═════ DATA SUPPLIED ═════

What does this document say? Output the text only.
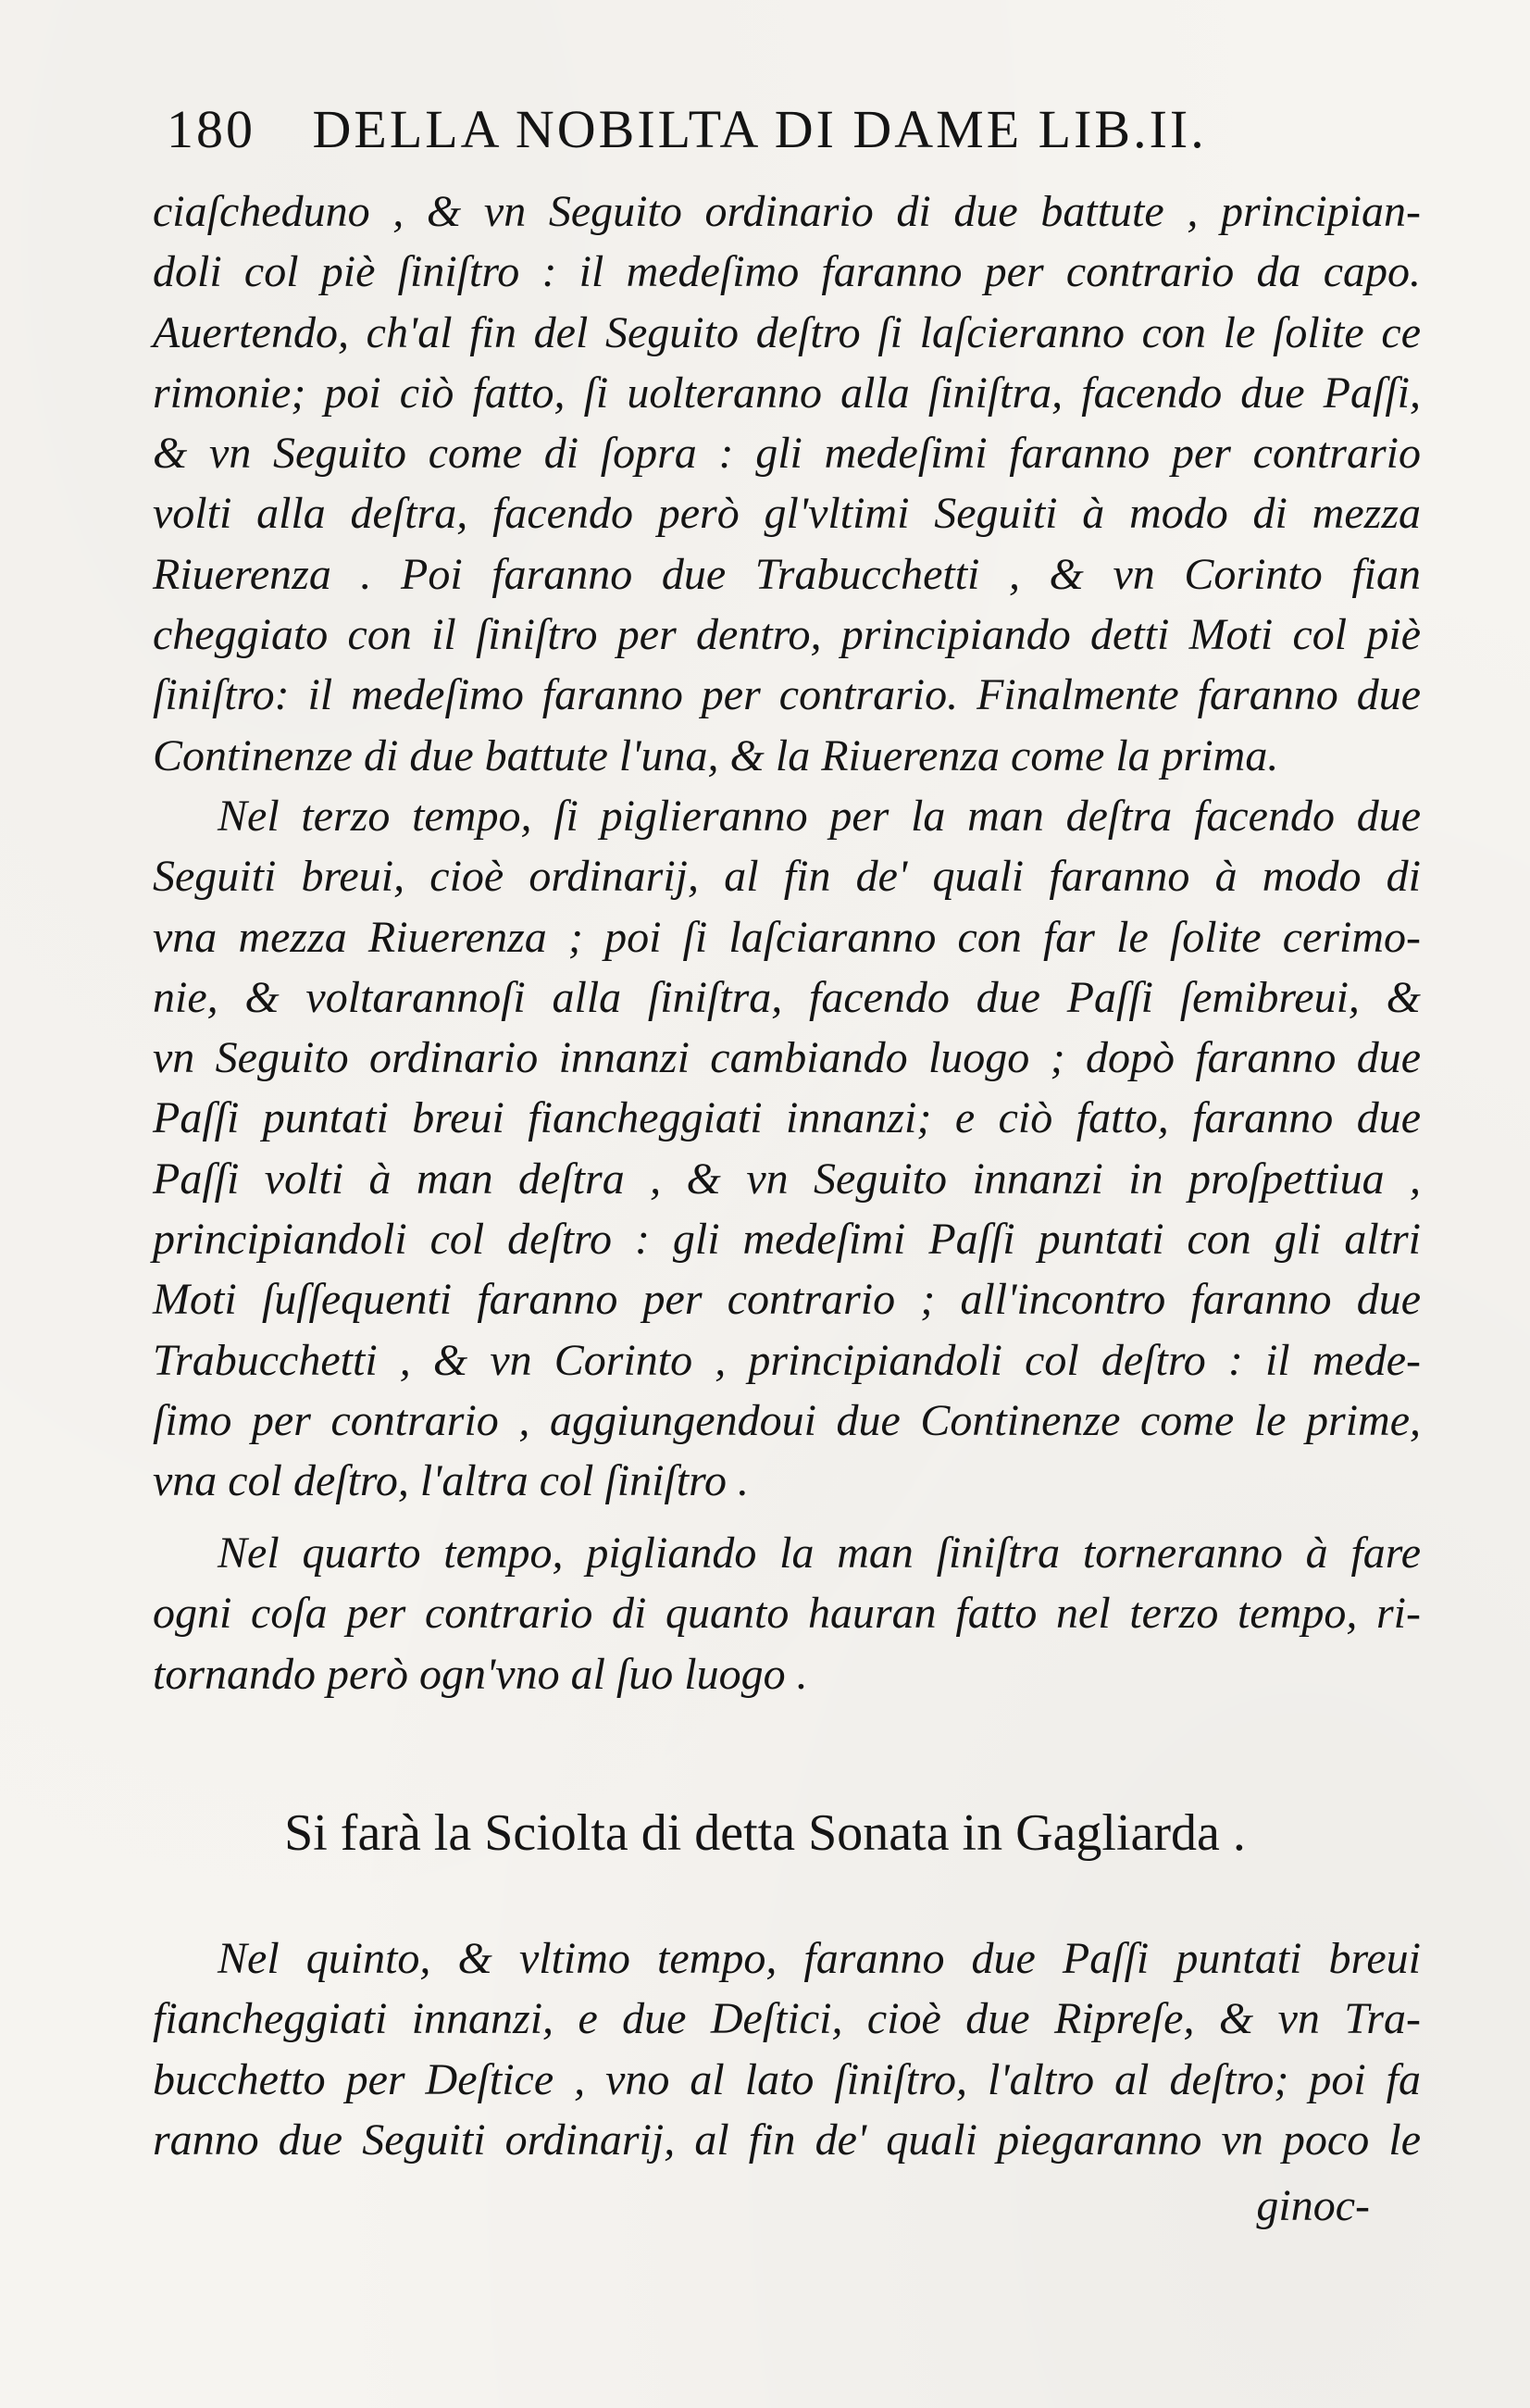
180 DELLA NOBILTA DI DAME LIB.II.
ciaſcheduno , & vn Seguito ordinario di due battute , principian-
doli col piè ſiniſtro : il medeſimo faranno per contrario da capo.
Auertendo, ch'al fin del Seguito deſtro ſi laſcieranno con le ſolite ce
rimonie; poi ciò fatto, ſi uolteranno alla ſiniſtra, facendo due Paſſi,
& vn Seguito come di ſopra : gli medeſimi faranno per contrario
volti alla deſtra, facendo però gl'vltimi Seguiti à modo di mezza
Riuerenza . Poi faranno due Trabucchetti , & vn Corinto fian
cheggiato con il ſiniſtro per dentro, principiando detti Moti col piè
ſiniſtro: il medeſimo faranno per contrario. Finalmente faranno due
Continenze di due battute l'una, & la Riuerenza come la prima.
Nel terzo tempo, ſi piglieranno per la man deſtra facendo due
Seguiti breui, cioè ordinarij, al fin de' quali faranno à modo di
vna mezza Riuerenza ; poi ſi laſciaranno con far le ſolite cerimo-
nie, & voltarannoſi alla ſiniſtra, facendo due Paſſi ſemibreui, &
vn Seguito ordinario innanzi cambiando luogo ; dopò faranno due
Paſſi puntati breui fiancheggiati innanzi; e ciò fatto, faranno due
Paſſi volti à man deſtra , & vn Seguito innanzi in proſpettiua ,
principiandoli col deſtro : gli medeſimi Paſſi puntati con gli altri
Moti ſuſſequenti faranno per contrario ; all'incontro faranno due
Trabucchetti , & vn Corinto , principiandoli col deſtro : il mede-
ſimo per contrario , aggiungendoui due Continenze come le prime,
vna col deſtro, l'altra col ſiniſtro .
Nel quarto tempo, pigliando la man ſiniſtra torneranno à fare
ogni coſa per contrario di quanto hauran fatto nel terzo tempo, ri-
tornando però ogn'vno al ſuo luogo .
Si farà la Sciolta di detta Sonata in Gagliarda .
Nel quinto, & vltimo tempo, faranno due Paſſi puntati breui
fiancheggiati innanzi, e due Deſtici, cioè due Ripreſe, & vn Tra-
bucchetto per Deſtice , vno al lato ſiniſtro, l'altro al deſtro; poi fa
ranno due Seguiti ordinarij, al fin de' quali piegaranno vn poco le
ginoc-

═════

Every entry must be reproduced exactly, with the images left out.

What does this document say? Output the text only.
180 DELLA NOBILTA DI DAME LIB.II.
ciaſcheduno , & vn Seguito ordinario di due battute , principian-
doli col piè ſiniſtro : il medeſimo faranno per contrario da capo.
Auertendo, ch'al fin del Seguito deſtro ſi laſcieranno con le ſolite ce
rimonie; poi ciò fatto, ſi uolteranno alla ſiniſtra, facendo due Paſſi,
& vn Seguito come di ſopra : gli medeſimi faranno per contrario
volti alla deſtra, facendo però gl'vltimi Seguiti à modo di mezza
Riuerenza . Poi faranno due Trabucchetti , & vn Corinto fian
cheggiato con il ſiniſtro per dentro, principiando detti Moti col piè
ſiniſtro: il medeſimo faranno per contrario. Finalmente faranno due
Continenze di due battute l'una, & la Riuerenza come la prima.
Nel terzo tempo, ſi piglieranno per la man deſtra facendo due
Seguiti breui, cioè ordinarij, al fin de' quali faranno à modo di
vna mezza Riuerenza ; poi ſi laſciaranno con far le ſolite cerimo-
nie, & voltarannoſi alla ſiniſtra, facendo due Paſſi ſemibreui, &
vn Seguito ordinario innanzi cambiando luogo ; dopò faranno due
Paſſi puntati breui fiancheggiati innanzi; e ciò fatto, faranno due
Paſſi volti à man deſtra , & vn Seguito innanzi in proſpettiua ,
principiandoli col deſtro : gli medeſimi Paſſi puntati con gli altri
Moti ſuſſequenti faranno per contrario ; all'incontro faranno due
Trabucchetti , & vn Corinto , principiandoli col deſtro : il mede-
ſimo per contrario , aggiungendoui due Continenze come le prime,
vna col deſtro, l'altra col ſiniſtro .
Nel quarto tempo, pigliando la man ſiniſtra torneranno à fare
ogni coſa per contrario di quanto hauran fatto nel terzo tempo, ri-
tornando però ogn'vno al ſuo luogo .
Si farà la Sciolta di detta Sonata in Gagliarda .
Nel quinto, & vltimo tempo, faranno due Paſſi puntati breui
fiancheggiati innanzi, e due Deſtici, cioè due Ripreſe, & vn Tra-
bucchetto per Deſtice , vno al lato ſiniſtro, l'altro al deſtro; poi fa
ranno due Seguiti ordinarij, al fin de' quali piegaranno vn poco le
ginoc-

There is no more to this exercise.